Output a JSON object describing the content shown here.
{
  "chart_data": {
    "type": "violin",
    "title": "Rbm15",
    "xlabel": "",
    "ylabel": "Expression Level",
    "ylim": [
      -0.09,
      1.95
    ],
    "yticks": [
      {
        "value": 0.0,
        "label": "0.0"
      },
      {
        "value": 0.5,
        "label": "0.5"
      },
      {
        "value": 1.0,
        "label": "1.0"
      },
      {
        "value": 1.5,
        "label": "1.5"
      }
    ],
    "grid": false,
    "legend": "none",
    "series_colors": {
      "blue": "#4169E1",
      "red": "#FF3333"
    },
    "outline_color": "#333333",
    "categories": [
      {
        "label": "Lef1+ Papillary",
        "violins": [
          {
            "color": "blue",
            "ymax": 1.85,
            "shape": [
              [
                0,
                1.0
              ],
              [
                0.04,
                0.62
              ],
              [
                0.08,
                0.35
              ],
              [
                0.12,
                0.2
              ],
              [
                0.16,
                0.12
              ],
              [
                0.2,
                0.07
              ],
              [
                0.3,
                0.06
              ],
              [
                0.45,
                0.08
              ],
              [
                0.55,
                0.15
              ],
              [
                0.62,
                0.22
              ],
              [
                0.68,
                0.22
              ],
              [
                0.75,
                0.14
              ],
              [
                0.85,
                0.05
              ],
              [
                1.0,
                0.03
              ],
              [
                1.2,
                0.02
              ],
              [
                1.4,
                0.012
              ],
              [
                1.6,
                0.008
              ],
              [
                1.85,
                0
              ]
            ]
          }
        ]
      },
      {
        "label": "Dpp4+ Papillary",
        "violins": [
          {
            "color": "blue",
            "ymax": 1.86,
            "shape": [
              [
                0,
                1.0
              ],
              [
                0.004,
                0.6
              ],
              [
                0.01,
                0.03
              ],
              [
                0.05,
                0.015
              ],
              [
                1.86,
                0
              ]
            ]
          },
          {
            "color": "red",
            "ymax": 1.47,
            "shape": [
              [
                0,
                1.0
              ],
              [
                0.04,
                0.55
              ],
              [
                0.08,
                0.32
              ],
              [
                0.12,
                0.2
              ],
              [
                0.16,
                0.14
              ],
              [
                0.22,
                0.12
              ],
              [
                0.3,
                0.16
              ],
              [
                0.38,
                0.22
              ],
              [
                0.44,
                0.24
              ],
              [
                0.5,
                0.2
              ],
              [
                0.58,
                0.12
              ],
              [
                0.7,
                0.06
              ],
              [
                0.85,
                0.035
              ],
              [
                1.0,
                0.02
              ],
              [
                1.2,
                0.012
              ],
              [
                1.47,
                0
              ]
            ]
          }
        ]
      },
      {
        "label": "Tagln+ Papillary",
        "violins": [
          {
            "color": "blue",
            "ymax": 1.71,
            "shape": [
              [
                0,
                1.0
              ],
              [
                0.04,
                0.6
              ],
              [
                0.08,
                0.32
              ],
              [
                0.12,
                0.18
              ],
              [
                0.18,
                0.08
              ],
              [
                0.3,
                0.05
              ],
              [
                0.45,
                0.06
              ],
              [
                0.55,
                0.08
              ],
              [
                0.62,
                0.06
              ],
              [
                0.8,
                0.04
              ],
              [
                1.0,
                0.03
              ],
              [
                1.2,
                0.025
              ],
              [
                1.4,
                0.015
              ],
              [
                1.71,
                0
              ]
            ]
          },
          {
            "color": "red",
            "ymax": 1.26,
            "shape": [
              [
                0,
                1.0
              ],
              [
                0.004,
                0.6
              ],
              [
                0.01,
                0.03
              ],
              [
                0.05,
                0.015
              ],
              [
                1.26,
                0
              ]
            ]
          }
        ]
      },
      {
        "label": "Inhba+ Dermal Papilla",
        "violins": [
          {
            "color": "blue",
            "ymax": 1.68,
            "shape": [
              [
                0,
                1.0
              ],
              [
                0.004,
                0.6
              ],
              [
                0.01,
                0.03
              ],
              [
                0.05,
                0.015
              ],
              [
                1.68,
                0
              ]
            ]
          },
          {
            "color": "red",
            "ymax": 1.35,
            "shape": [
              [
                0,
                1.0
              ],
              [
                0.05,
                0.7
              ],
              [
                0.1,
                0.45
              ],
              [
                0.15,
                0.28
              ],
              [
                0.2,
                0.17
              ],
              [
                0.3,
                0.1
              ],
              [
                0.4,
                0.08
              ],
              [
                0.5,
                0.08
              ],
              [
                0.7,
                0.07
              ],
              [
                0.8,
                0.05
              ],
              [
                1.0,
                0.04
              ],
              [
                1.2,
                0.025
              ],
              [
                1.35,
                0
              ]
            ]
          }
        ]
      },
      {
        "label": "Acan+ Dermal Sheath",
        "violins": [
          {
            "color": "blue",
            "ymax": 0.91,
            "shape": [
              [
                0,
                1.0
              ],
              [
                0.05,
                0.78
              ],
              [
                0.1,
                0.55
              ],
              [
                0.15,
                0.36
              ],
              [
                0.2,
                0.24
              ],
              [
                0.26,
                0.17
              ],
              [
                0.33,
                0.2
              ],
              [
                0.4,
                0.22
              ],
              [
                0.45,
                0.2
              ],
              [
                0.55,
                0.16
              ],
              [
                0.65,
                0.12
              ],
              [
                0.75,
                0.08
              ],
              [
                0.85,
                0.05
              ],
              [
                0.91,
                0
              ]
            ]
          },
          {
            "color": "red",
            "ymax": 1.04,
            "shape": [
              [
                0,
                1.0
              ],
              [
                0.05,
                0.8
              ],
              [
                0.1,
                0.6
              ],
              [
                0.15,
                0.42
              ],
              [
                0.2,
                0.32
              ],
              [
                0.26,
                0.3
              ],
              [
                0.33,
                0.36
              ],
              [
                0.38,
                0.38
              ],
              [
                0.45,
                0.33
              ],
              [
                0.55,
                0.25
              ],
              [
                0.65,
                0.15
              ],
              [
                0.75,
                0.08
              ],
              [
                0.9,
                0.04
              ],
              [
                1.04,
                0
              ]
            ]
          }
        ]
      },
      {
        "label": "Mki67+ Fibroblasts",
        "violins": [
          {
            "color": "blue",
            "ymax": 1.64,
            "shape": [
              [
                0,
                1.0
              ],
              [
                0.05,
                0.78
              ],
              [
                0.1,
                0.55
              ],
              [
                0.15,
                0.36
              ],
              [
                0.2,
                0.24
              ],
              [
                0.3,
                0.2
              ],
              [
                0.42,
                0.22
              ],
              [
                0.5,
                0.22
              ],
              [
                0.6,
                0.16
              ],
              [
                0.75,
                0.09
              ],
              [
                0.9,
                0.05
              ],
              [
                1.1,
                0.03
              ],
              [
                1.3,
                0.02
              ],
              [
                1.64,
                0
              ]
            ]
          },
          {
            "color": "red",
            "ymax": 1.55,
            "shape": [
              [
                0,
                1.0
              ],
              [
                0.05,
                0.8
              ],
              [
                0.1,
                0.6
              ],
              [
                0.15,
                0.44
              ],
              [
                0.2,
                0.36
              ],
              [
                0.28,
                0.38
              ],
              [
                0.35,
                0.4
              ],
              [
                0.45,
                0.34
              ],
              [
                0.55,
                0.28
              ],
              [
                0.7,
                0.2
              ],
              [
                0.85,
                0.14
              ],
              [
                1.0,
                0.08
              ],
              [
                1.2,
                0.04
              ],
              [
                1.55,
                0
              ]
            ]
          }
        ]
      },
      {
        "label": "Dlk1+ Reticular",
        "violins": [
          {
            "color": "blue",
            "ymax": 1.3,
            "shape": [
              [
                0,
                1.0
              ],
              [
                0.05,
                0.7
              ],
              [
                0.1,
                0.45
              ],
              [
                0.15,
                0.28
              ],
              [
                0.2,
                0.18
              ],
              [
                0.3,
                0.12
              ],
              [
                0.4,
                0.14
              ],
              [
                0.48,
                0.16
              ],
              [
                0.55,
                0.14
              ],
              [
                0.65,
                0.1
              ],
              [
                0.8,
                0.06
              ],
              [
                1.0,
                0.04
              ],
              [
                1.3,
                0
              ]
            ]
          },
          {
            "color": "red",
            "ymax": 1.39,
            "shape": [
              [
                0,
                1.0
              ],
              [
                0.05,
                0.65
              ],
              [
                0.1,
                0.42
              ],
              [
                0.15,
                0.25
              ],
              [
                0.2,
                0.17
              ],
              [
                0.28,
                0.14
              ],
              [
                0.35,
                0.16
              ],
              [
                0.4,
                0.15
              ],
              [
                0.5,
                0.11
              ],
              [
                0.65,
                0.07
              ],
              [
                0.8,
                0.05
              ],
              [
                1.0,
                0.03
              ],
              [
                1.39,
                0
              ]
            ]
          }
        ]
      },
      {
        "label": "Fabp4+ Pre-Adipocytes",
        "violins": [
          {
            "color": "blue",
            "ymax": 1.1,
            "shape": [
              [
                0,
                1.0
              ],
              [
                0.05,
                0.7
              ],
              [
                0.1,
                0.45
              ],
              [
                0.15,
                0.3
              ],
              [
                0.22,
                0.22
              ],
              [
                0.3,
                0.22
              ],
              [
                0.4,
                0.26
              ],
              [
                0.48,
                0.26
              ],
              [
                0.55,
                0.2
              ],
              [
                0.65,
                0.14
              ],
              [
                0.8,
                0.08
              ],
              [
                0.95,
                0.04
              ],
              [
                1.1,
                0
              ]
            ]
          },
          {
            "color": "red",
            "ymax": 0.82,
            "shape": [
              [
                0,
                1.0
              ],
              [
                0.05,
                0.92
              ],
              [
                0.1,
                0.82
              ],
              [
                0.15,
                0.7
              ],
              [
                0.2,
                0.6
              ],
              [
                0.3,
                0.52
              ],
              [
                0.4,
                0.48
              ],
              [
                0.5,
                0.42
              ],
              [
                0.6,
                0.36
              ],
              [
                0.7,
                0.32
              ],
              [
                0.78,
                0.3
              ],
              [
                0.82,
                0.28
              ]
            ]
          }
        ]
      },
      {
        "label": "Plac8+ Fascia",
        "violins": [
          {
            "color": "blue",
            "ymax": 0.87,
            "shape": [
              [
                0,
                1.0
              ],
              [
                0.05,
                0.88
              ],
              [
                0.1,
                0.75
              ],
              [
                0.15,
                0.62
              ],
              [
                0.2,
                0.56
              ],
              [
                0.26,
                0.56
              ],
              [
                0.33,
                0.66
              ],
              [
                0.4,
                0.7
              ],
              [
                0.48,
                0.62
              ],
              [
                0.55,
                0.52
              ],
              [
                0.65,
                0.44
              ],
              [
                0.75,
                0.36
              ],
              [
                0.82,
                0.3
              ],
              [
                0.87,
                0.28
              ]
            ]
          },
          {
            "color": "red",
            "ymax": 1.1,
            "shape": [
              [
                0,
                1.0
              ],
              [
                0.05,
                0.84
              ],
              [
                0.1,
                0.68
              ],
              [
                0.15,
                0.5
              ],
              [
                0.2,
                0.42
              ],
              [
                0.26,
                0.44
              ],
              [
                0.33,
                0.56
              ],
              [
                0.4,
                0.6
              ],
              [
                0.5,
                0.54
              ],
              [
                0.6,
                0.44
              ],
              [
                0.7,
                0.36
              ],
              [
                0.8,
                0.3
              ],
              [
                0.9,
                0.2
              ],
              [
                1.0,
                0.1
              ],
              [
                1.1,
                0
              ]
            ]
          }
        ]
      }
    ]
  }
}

*-*-*

:: Set task ::
Find the word "Papillary" in the entries above and gather every line that holds it.

:: Answer to the exercise ::
        "label": "Lef1+ Papillary",
        "label": "Dpp4+ Papillary",
        "label": "Tagln+ Papillary",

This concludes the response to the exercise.